(DATA EXCERPTS):
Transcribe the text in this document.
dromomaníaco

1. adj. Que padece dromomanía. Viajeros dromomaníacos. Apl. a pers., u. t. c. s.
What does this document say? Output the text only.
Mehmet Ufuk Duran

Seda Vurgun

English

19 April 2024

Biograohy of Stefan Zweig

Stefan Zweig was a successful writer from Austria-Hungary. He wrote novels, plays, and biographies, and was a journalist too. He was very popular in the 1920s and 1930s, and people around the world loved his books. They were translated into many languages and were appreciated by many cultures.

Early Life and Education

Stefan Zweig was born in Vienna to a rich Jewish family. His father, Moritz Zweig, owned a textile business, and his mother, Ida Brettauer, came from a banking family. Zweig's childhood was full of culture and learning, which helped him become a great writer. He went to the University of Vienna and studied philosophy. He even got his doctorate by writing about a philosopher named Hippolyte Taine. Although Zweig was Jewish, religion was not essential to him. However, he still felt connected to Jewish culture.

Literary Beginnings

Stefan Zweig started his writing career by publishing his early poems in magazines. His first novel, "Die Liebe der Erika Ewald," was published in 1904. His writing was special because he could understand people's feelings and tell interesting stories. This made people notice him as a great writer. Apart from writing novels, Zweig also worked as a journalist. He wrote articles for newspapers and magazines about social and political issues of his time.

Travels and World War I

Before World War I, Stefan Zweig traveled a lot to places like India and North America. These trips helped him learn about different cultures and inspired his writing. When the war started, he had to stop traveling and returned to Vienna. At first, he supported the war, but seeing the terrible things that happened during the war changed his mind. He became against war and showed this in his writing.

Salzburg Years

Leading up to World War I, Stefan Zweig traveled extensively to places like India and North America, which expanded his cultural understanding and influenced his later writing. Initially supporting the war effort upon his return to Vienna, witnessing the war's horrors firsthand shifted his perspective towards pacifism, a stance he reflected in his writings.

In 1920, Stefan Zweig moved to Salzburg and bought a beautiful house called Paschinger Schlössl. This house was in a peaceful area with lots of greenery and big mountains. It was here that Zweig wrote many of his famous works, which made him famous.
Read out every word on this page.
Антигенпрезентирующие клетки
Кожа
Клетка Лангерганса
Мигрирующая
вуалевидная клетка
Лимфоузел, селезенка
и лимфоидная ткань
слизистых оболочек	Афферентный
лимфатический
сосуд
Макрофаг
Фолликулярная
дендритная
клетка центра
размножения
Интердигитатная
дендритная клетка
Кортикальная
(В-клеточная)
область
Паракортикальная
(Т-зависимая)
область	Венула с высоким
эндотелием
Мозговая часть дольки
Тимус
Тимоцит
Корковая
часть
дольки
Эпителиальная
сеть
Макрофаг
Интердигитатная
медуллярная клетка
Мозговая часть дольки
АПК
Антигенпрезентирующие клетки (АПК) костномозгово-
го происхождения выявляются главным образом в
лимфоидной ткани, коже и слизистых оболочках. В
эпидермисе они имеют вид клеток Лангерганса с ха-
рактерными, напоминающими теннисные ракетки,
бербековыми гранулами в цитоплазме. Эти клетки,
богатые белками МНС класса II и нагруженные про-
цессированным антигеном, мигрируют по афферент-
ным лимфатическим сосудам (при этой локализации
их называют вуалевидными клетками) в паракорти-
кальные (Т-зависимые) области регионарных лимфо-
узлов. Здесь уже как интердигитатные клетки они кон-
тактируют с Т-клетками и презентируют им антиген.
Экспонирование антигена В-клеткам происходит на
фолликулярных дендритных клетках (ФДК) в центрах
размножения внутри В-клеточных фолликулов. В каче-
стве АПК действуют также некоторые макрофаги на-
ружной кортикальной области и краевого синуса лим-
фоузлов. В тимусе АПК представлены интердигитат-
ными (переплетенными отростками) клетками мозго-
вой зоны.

(WHAT YOU NEED TO DO):
Go through the listing and print each line exactly as it appears.

(WRITTEN RESPONSE):
Transcribe the text in this document.
dromomaníaco

1. adj. Que padece dromomanía. Viajeros dromomaníacos. Apl. a pers., u. t. c. s.
What does this document say? Output the text only.
Mehmet Ufuk Duran

Seda Vurgun

English

19 April 2024

Biograohy of Stefan Zweig

Stefan Zweig was a successful writer from Austria-Hungary. He wrote novels, plays, and biographies, and was a journalist too. He was very popular in the 1920s and 1930s, and people around the world loved his books. They were translated into many languages and were appreciated by many cultures.

Early Life and Education

Stefan Zweig was born in Vienna to a rich Jewish family. His father, Moritz Zweig, owned a textile business, and his mother, Ida Brettauer, came from a banking family. Zweig's childhood was full of culture and learning, which helped him become a great writer. He went to the University of Vienna and studied philosophy. He even got his doctorate by writing about a philosopher named Hippolyte Taine. Although Zweig was Jewish, religion was not essential to him. However, he still felt connected to Jewish culture.

Literary Beginnings

Stefan Zweig started his writing career by publishing his early poems in magazines. His first novel, "Die Liebe der Erika Ewald," was published in 1904. His writing was special because he could understand people's feelings and tell interesting stories. This made people notice him as a great writer. Apart from writing novels, Zweig also worked as a journalist. He wrote articles for newspapers and magazines about social and political issues of his time.

Travels and World War I

Before World War I, Stefan Zweig traveled a lot to places like India and North America. These trips helped him learn about different cultures and inspired his writing. When the war started, he had to stop traveling and returned to Vienna. At first, he supported the war, but seeing the terrible things that happened during the war changed his mind. He became against war and showed this in his writing.

Salzburg Years

Leading up to World War I, Stefan Zweig traveled extensively to places like India and North America, which expanded his cultural understanding and influenced his later writing. Initially supporting the war effort upon his return to Vienna, witnessing the war's horrors firsthand shifted his perspective towards pacifism, a stance he reflected in his writings.

In 1920, Stefan Zweig moved to Salzburg and bought a beautiful house called Paschinger Schlössl. This house was in a peaceful area with lots of greenery and big mountains. It was here that Zweig wrote many of his famous works, which made him famous.
Read out every word on this page.
Антигенпрезентирующие клетки
Кожа
Клетка Лангерганса
Мигрирующая
вуалевидная клетка
Лимфоузел, селезенка
и лимфоидная ткань
слизистых оболочек	Афферентный
лимфатический
сосуд
Макрофаг
Фолликулярная
дендритная
клетка центра
размножения
Интердигитатная
дендритная клетка
Кортикальная
(В-клеточная)
область
Паракортикальная
(Т-зависимая)
область	Венула с высоким
эндотелием
Мозговая часть дольки
Тимус
Тимоцит
Корковая
часть
дольки
Эпителиальная
сеть
Макрофаг
Интердигитатная
медуллярная клетка
Мозговая часть дольки
АПК
Антигенпрезентирующие клетки (АПК) костномозгово-
го происхождения выявляются главным образом в
лимфоидной ткани, коже и слизистых оболочках. В
эпидермисе они имеют вид клеток Лангерганса с ха-
рактерными, напоминающими теннисные ракетки,
бербековыми гранулами в цитоплазме. Эти клетки,
богатые белками МНС класса II и нагруженные про-
цессированным антигеном, мигрируют по афферент-
ным лимфатическим сосудам (при этой локализации
их называют вуалевидными клетками) в паракорти-
кальные (Т-зависимые) области регионарных лимфо-
узлов. Здесь уже как интердигитатные клетки они кон-
тактируют с Т-клетками и презентируют им антиген.
Экспонирование антигена В-клеткам происходит на
фолликулярных дендритных клетках (ФДК) в центрах
размножения внутри В-клеточных фолликулов. В каче-
стве АПК действуют также некоторые макрофаги на-
ружной кортикальной области и краевого синуса лим-
фоузлов. В тимусе АПК представлены интердигитат-
ными (переплетенными отростками) клетками мозго-
вой зоны.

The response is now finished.